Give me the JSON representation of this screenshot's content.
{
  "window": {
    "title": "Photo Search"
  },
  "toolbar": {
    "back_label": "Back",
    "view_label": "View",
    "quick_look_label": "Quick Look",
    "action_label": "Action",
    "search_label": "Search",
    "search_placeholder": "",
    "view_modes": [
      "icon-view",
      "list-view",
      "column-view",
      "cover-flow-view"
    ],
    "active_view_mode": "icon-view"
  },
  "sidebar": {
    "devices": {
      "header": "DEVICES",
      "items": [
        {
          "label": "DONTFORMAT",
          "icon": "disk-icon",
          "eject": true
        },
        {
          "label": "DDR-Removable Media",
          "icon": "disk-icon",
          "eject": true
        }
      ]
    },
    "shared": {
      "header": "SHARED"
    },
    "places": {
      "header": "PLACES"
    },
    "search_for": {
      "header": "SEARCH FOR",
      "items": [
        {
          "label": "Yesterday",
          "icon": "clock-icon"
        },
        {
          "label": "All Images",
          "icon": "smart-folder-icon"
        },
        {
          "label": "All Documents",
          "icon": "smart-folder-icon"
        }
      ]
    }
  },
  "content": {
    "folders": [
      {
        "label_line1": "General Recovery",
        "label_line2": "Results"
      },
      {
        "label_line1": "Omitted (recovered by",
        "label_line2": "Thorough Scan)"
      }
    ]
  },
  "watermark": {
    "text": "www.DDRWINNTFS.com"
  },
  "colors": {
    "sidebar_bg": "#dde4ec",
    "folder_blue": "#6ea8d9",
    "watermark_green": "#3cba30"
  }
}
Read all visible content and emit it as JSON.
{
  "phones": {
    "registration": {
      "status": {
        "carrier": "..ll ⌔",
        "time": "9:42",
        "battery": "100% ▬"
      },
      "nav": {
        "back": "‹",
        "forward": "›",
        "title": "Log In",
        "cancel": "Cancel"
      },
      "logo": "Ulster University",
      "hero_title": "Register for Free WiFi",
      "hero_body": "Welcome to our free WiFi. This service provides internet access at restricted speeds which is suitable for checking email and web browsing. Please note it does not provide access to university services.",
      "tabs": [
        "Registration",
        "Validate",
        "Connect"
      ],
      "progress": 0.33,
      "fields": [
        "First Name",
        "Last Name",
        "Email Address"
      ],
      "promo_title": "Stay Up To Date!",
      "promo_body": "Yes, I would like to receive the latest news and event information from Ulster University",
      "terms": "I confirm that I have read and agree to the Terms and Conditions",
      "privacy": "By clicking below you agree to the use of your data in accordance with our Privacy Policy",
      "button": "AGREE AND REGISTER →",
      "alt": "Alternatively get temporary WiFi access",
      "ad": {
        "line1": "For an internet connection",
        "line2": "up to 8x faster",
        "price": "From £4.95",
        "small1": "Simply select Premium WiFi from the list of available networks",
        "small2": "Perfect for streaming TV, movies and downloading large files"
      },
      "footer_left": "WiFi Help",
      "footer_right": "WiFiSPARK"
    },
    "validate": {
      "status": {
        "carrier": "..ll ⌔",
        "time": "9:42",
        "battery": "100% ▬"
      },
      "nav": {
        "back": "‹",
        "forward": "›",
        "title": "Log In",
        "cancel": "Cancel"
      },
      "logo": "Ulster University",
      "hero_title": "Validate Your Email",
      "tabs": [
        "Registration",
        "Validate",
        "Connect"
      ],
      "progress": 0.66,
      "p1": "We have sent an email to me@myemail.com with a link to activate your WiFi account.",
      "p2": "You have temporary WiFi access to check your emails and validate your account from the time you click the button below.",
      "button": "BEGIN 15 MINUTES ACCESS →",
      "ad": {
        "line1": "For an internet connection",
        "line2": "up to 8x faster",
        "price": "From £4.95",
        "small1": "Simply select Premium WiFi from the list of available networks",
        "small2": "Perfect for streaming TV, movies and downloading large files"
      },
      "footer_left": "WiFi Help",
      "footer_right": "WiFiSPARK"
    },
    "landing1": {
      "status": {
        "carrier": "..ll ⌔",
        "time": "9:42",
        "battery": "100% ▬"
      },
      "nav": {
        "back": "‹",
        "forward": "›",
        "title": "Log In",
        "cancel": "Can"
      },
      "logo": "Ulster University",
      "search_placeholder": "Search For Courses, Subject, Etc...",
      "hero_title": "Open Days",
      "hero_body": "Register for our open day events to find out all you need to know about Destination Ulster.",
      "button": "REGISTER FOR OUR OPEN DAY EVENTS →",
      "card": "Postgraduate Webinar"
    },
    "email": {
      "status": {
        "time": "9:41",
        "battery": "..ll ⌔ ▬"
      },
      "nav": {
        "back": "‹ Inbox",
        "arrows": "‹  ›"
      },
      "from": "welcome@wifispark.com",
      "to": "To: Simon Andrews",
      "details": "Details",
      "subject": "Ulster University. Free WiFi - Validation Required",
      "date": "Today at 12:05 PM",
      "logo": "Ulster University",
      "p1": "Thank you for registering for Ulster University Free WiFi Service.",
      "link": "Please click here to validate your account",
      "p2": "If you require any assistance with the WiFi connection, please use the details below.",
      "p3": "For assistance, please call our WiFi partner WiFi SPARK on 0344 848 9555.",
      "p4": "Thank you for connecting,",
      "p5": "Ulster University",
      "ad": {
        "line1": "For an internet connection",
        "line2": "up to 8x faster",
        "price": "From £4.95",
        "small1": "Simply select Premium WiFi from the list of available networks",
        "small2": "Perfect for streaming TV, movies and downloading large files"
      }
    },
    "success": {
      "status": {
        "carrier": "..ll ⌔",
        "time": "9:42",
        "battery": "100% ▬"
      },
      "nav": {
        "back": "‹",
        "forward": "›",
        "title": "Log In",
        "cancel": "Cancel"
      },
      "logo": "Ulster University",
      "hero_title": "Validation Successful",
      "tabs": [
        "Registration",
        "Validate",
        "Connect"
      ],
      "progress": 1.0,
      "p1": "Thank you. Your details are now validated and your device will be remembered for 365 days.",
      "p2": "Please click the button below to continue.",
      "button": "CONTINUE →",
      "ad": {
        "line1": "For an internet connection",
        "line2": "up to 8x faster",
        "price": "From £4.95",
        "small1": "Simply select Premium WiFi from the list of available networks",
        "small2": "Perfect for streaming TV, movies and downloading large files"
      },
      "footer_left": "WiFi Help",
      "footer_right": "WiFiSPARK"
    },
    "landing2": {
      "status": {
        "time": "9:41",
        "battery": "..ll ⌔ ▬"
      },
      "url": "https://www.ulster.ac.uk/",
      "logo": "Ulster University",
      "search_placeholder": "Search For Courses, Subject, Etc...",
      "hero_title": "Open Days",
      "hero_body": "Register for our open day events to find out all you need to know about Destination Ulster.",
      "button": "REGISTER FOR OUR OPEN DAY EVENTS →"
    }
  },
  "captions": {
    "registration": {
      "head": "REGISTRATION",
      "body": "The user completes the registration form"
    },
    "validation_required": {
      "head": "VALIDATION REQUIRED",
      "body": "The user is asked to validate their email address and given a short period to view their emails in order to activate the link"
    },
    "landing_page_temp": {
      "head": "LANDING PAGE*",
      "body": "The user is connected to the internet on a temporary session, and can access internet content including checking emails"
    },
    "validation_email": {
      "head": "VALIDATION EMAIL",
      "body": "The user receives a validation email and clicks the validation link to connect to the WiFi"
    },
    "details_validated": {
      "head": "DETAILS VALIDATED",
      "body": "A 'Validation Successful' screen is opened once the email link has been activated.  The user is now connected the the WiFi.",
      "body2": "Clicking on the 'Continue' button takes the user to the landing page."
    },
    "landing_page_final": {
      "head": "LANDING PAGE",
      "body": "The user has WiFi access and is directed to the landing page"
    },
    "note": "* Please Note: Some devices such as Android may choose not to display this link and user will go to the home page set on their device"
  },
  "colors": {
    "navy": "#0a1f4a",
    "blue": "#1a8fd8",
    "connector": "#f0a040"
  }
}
----
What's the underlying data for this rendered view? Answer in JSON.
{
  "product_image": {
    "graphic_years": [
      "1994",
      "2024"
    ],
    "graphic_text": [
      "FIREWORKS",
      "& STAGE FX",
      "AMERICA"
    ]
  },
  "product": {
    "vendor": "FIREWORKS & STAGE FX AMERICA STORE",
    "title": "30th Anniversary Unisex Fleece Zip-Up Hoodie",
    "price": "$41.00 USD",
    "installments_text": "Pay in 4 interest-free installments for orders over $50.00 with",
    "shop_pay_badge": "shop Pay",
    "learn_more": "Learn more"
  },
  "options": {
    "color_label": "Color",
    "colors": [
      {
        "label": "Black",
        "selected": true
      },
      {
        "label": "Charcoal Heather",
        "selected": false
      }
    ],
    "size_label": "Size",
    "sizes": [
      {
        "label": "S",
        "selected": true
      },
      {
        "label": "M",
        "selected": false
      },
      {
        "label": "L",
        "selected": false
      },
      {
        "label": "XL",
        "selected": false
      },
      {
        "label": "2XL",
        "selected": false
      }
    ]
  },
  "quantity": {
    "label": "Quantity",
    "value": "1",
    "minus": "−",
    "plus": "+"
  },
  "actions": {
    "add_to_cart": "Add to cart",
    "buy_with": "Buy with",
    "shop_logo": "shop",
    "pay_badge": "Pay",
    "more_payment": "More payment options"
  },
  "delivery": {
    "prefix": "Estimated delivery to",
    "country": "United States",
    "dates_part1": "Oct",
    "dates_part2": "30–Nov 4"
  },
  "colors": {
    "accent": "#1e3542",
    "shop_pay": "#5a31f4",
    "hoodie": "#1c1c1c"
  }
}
----
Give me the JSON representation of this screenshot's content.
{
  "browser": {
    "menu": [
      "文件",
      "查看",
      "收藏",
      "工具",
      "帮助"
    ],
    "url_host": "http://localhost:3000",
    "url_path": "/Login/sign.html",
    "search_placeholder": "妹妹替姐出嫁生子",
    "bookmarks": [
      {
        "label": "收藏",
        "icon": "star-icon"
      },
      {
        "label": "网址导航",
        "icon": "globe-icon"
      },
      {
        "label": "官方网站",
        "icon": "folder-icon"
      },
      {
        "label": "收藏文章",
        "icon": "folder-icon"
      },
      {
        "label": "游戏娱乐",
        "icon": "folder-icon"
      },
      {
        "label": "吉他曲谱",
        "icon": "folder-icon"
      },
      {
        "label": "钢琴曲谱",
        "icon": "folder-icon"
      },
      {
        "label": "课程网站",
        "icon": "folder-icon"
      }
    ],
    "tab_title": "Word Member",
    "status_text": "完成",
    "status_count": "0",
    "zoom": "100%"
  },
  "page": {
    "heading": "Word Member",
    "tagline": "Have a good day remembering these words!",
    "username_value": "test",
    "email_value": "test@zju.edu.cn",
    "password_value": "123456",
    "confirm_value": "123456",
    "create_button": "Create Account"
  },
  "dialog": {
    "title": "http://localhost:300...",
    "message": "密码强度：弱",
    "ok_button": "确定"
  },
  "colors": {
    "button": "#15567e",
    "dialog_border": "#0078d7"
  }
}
----
_Stated goal_
Among the entries above, how many lines hold the string "assistance"? Respond with nothing but the number.

_Result_
2